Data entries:
^^^^^^^^^^^^^^^^
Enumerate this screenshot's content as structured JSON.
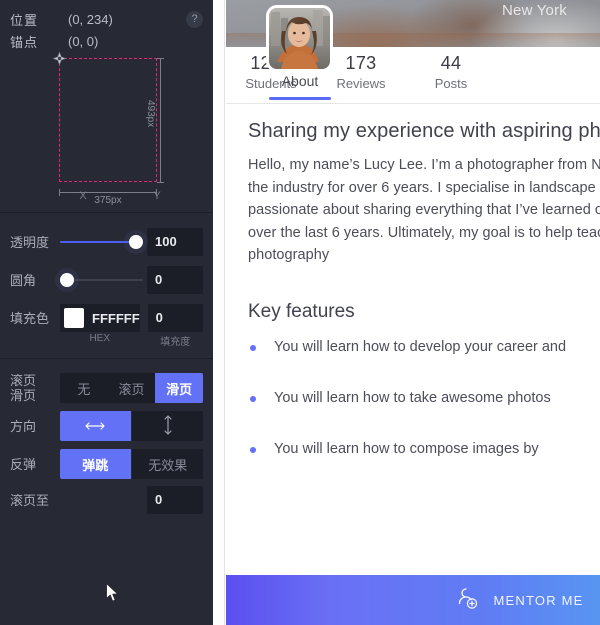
{
  "inspector": {
    "position_label": "位置",
    "position_value": "(0, 234)",
    "anchor_label": "锚点",
    "anchor_value": "(0, 0)",
    "help_glyph": "?",
    "measure": {
      "width_label": "375px",
      "height_label": "493px"
    },
    "axis": {
      "x": "X",
      "y": "Y"
    },
    "opacity": {
      "label": "透明度",
      "value": "100",
      "slider_percent": 100
    },
    "radius": {
      "label": "圆角",
      "value": "0",
      "slider_percent": 0
    },
    "fill": {
      "label": "填充色",
      "hex": "FFFFFF",
      "swatch_color": "#FFFFFF",
      "hex_sub_label": "HEX",
      "opacity_value": "0",
      "opacity_sub_label": "填充度"
    },
    "scroll_mode": {
      "label": "滚页\n滑页",
      "label_line1": "滚页",
      "label_line2": "滑页",
      "options": [
        "无",
        "滚页",
        "滑页"
      ],
      "selected": "滑页"
    },
    "direction": {
      "label": "方向",
      "options": [
        "horizontal-arrow",
        "vertical-arrow"
      ],
      "selected": "horizontal-arrow"
    },
    "bounce": {
      "label": "反弹",
      "options": [
        "弹跳",
        "无效果"
      ],
      "selected": "弹跳"
    },
    "scroll_to": {
      "label": "滚页至",
      "value": "0"
    },
    "accent_color": "#6271F6",
    "selection_color": "#E8247E"
  },
  "preview": {
    "hero_title": "New York",
    "tab_about": "About",
    "stats": [
      {
        "number": "1225",
        "label": "Students"
      },
      {
        "number": "173",
        "label": "Reviews"
      },
      {
        "number": "44",
        "label": "Posts"
      }
    ],
    "heading": "Sharing my experience with aspiring photographers",
    "paragraph": "Hello, my name’s Lucy Lee. I’m a photographer from New York, and have been in the industry for over 6 years. I specialise in landscape photography, and am passionate about sharing everything that I’ve learned on my photographic journey over the last 6 years. Ultimately, my goal is to help teach you everything about photography",
    "features_heading": "Key features",
    "features": [
      "You will learn how to develop your career and",
      "You will learn how to take awesome photos",
      "You will learn how to compose images by"
    ],
    "cta_label": "MENTOR ME"
  }
}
^^^^^^^^^^^^^^^^
What is asked:
Repeat every record precisely. Any picture among them stays out of the copy.

Exercise output:
Enumerate this screenshot's content as structured JSON.
{
  "inspector": {
    "position_label": "位置",
    "position_value": "(0, 234)",
    "anchor_label": "锚点",
    "anchor_value": "(0, 0)",
    "help_glyph": "?",
    "measure": {
      "width_label": "375px",
      "height_label": "493px"
    },
    "axis": {
      "x": "X",
      "y": "Y"
    },
    "opacity": {
      "label": "透明度",
      "value": "100",
      "slider_percent": 100
    },
    "radius": {
      "label": "圆角",
      "value": "0",
      "slider_percent": 0
    },
    "fill": {
      "label": "填充色",
      "hex": "FFFFFF",
      "swatch_color": "#FFFFFF",
      "hex_sub_label": "HEX",
      "opacity_value": "0",
      "opacity_sub_label": "填充度"
    },
    "scroll_mode": {
      "label": "滚页\n滑页",
      "label_line1": "滚页",
      "label_line2": "滑页",
      "options": [
        "无",
        "滚页",
        "滑页"
      ],
      "selected": "滑页"
    },
    "direction": {
      "label": "方向",
      "options": [
        "horizontal-arrow",
        "vertical-arrow"
      ],
      "selected": "horizontal-arrow"
    },
    "bounce": {
      "label": "反弹",
      "options": [
        "弹跳",
        "无效果"
      ],
      "selected": "弹跳"
    },
    "scroll_to": {
      "label": "滚页至",
      "value": "0"
    },
    "accent_color": "#6271F6",
    "selection_color": "#E8247E"
  },
  "preview": {
    "hero_title": "New York",
    "tab_about": "About",
    "stats": [
      {
        "number": "1225",
        "label": "Students"
      },
      {
        "number": "173",
        "label": "Reviews"
      },
      {
        "number": "44",
        "label": "Posts"
      }
    ],
    "heading": "Sharing my experience with aspiring photographers",
    "paragraph": "Hello, my name’s Lucy Lee. I’m a photographer from New York, and have been in the industry for over 6 years. I specialise in landscape photography, and am passionate about sharing everything that I’ve learned on my photographic journey over the last 6 years. Ultimately, my goal is to help teach you everything about photography",
    "features_heading": "Key features",
    "features": [
      "You will learn how to develop your career and",
      "You will learn how to take awesome photos",
      "You will learn how to compose images by"
    ],
    "cta_label": "MENTOR ME"
  }
}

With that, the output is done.